- [Written task]:
Each record below is to be reproduced without any change.
>> BEGIN
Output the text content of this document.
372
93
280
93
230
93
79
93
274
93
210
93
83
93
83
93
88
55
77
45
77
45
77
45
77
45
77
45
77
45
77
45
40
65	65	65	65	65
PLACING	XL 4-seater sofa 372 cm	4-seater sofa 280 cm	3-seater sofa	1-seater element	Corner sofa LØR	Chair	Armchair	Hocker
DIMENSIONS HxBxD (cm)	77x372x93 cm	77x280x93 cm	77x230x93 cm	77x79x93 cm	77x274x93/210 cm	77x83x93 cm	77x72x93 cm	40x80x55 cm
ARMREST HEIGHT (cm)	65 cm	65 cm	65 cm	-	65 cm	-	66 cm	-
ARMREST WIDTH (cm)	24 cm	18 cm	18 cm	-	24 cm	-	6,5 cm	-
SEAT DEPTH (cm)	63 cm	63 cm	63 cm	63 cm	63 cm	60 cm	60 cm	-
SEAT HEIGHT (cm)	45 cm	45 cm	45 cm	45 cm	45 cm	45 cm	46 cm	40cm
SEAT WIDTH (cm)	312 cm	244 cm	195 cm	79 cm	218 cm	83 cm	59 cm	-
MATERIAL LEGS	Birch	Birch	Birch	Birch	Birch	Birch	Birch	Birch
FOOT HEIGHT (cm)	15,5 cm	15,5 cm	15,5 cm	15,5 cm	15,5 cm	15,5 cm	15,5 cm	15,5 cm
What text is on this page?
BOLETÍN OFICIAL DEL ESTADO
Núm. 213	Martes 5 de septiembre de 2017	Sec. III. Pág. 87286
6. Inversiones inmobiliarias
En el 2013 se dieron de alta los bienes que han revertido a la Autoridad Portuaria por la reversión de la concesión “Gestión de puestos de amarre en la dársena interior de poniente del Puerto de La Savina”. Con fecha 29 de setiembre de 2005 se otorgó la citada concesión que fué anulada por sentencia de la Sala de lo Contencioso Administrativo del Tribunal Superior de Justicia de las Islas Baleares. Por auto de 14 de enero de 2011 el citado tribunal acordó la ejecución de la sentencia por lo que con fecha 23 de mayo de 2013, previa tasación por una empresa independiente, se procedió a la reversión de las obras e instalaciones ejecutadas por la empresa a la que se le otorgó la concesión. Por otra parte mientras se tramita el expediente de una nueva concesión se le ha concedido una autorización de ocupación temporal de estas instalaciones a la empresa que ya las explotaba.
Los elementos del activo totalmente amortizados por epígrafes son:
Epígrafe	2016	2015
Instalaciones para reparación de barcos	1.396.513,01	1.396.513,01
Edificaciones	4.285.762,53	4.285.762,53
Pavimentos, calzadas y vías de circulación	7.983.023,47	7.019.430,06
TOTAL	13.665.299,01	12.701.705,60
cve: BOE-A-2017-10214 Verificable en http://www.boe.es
>> END
- [Task answer]:
Output the text content of this document.
372
93
280
93
230
93
79
93
274
93
210
93
83
93
83
93
88
55
77
45
77
45
77
45
77
45
77
45
77
45
77
45
40
65	65	65	65	65
PLACING	XL 4-seater sofa 372 cm	4-seater sofa 280 cm	3-seater sofa	1-seater element	Corner sofa LØR	Chair	Armchair	Hocker
DIMENSIONS HxBxD (cm)	77x372x93 cm	77x280x93 cm	77x230x93 cm	77x79x93 cm	77x274x93/210 cm	77x83x93 cm	77x72x93 cm	40x80x55 cm
ARMREST HEIGHT (cm)	65 cm	65 cm	65 cm	-	65 cm	-	66 cm	-
ARMREST WIDTH (cm)	24 cm	18 cm	18 cm	-	24 cm	-	6,5 cm	-
SEAT DEPTH (cm)	63 cm	63 cm	63 cm	63 cm	63 cm	60 cm	60 cm	-
SEAT HEIGHT (cm)	45 cm	45 cm	45 cm	45 cm	45 cm	45 cm	46 cm	40cm
SEAT WIDTH (cm)	312 cm	244 cm	195 cm	79 cm	218 cm	83 cm	59 cm	-
MATERIAL LEGS	Birch	Birch	Birch	Birch	Birch	Birch	Birch	Birch
FOOT HEIGHT (cm)	15,5 cm	15,5 cm	15,5 cm	15,5 cm	15,5 cm	15,5 cm	15,5 cm	15,5 cm
What text is on this page?
BOLETÍN OFICIAL DEL ESTADO
Núm. 213	Martes 5 de septiembre de 2017	Sec. III. Pág. 87286
6. Inversiones inmobiliarias
En el 2013 se dieron de alta los bienes que han revertido a la Autoridad Portuaria por la reversión de la concesión “Gestión de puestos de amarre en la dársena interior de poniente del Puerto de La Savina”. Con fecha 29 de setiembre de 2005 se otorgó la citada concesión que fué anulada por sentencia de la Sala de lo Contencioso Administrativo del Tribunal Superior de Justicia de las Islas Baleares. Por auto de 14 de enero de 2011 el citado tribunal acordó la ejecución de la sentencia por lo que con fecha 23 de mayo de 2013, previa tasación por una empresa independiente, se procedió a la reversión de las obras e instalaciones ejecutadas por la empresa a la que se le otorgó la concesión. Por otra parte mientras se tramita el expediente de una nueva concesión se le ha concedido una autorización de ocupación temporal de estas instalaciones a la empresa que ya las explotaba.
Los elementos del activo totalmente amortizados por epígrafes son:
Epígrafe	2016	2015
Instalaciones para reparación de barcos	1.396.513,01	1.396.513,01
Edificaciones	4.285.762,53	4.285.762,53
Pavimentos, calzadas y vías de circulación	7.983.023,47	7.019.430,06
TOTAL	13.665.299,01	12.701.705,60
cve: BOE-A-2017-10214 Verificable en http://www.boe.es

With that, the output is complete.